**RECORDS**
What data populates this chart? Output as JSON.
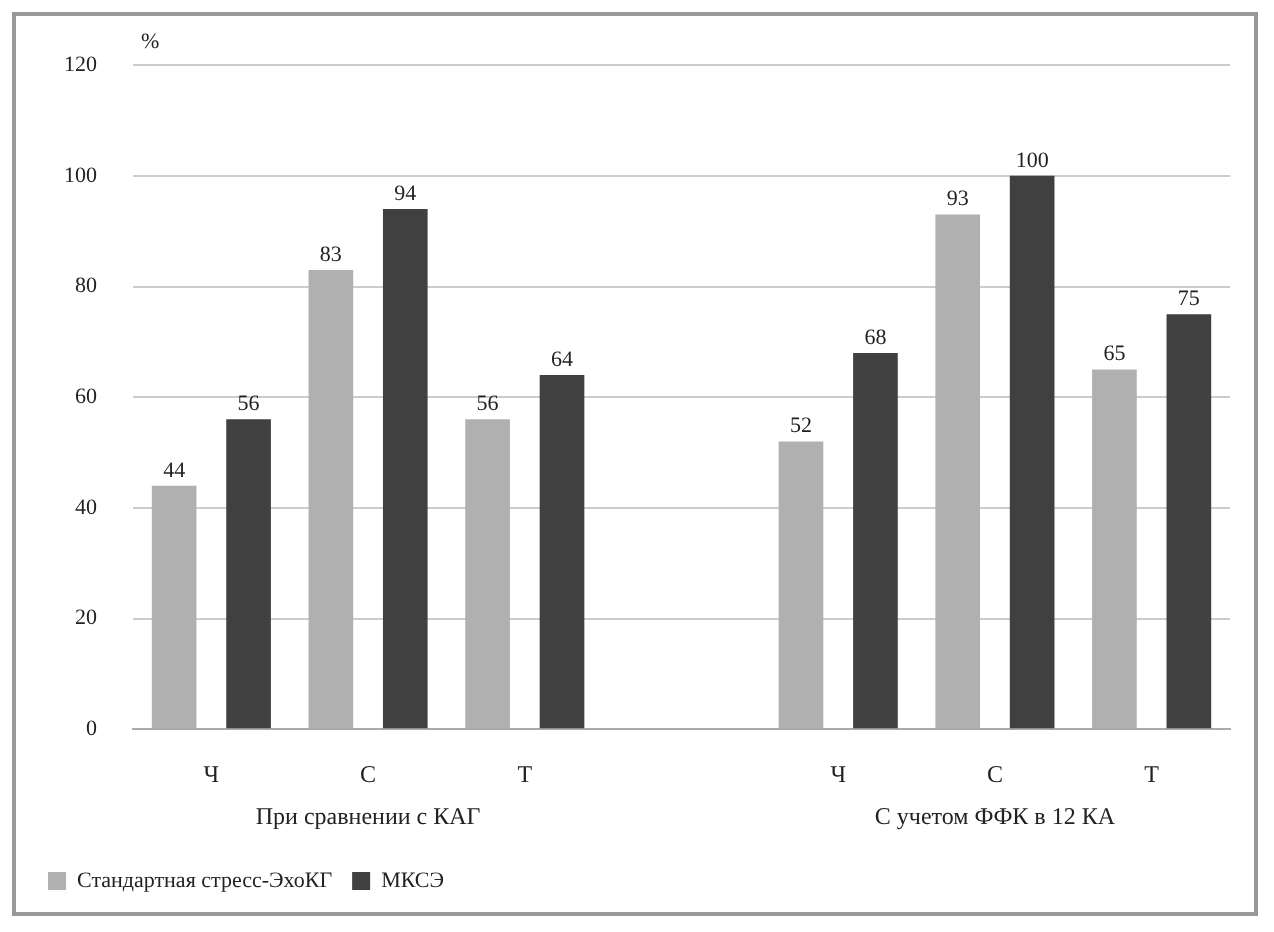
{
  "chart_data": {
    "type": "bar",
    "ylabel": "%",
    "categories": [
      "Ч",
      "С",
      "Т",
      null,
      "Ч",
      "С",
      "Т"
    ],
    "series": [
      {
        "name": "Стандартная стресс-ЭхоКГ",
        "color": "#b0b0b0",
        "values": [
          44,
          83,
          56,
          null,
          52,
          93,
          65
        ]
      },
      {
        "name": "МКСЭ",
        "color": "#404040",
        "values": [
          56,
          94,
          64,
          null,
          68,
          100,
          75
        ]
      }
    ],
    "ylim": [
      0,
      120
    ],
    "yticks": [
      0,
      20,
      40,
      60,
      80,
      100,
      120
    ],
    "grid": "y",
    "legend": "bottom left",
    "data_labels": true,
    "annotations": [
      "При сравнении с КАГ",
      "С учетом ФФК в 12 КА"
    ]
  }
}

**YOUR OBJECTIVE**
The pictures should not be reproduced; quote all of the other material exactly.

**ANSWER TO THIS EXERCISE**
What data populates this chart? Output as JSON.
{
  "chart_data": {
    "type": "bar",
    "ylabel": "%",
    "categories": [
      "Ч",
      "С",
      "Т",
      null,
      "Ч",
      "С",
      "Т"
    ],
    "series": [
      {
        "name": "Стандартная стресс-ЭхоКГ",
        "color": "#b0b0b0",
        "values": [
          44,
          83,
          56,
          null,
          52,
          93,
          65
        ]
      },
      {
        "name": "МКСЭ",
        "color": "#404040",
        "values": [
          56,
          94,
          64,
          null,
          68,
          100,
          75
        ]
      }
    ],
    "ylim": [
      0,
      120
    ],
    "yticks": [
      0,
      20,
      40,
      60,
      80,
      100,
      120
    ],
    "grid": "y",
    "legend": "bottom left",
    "data_labels": true,
    "annotations": [
      "При сравнении с КАГ",
      "С учетом ФФК в 12 КА"
    ]
  }
}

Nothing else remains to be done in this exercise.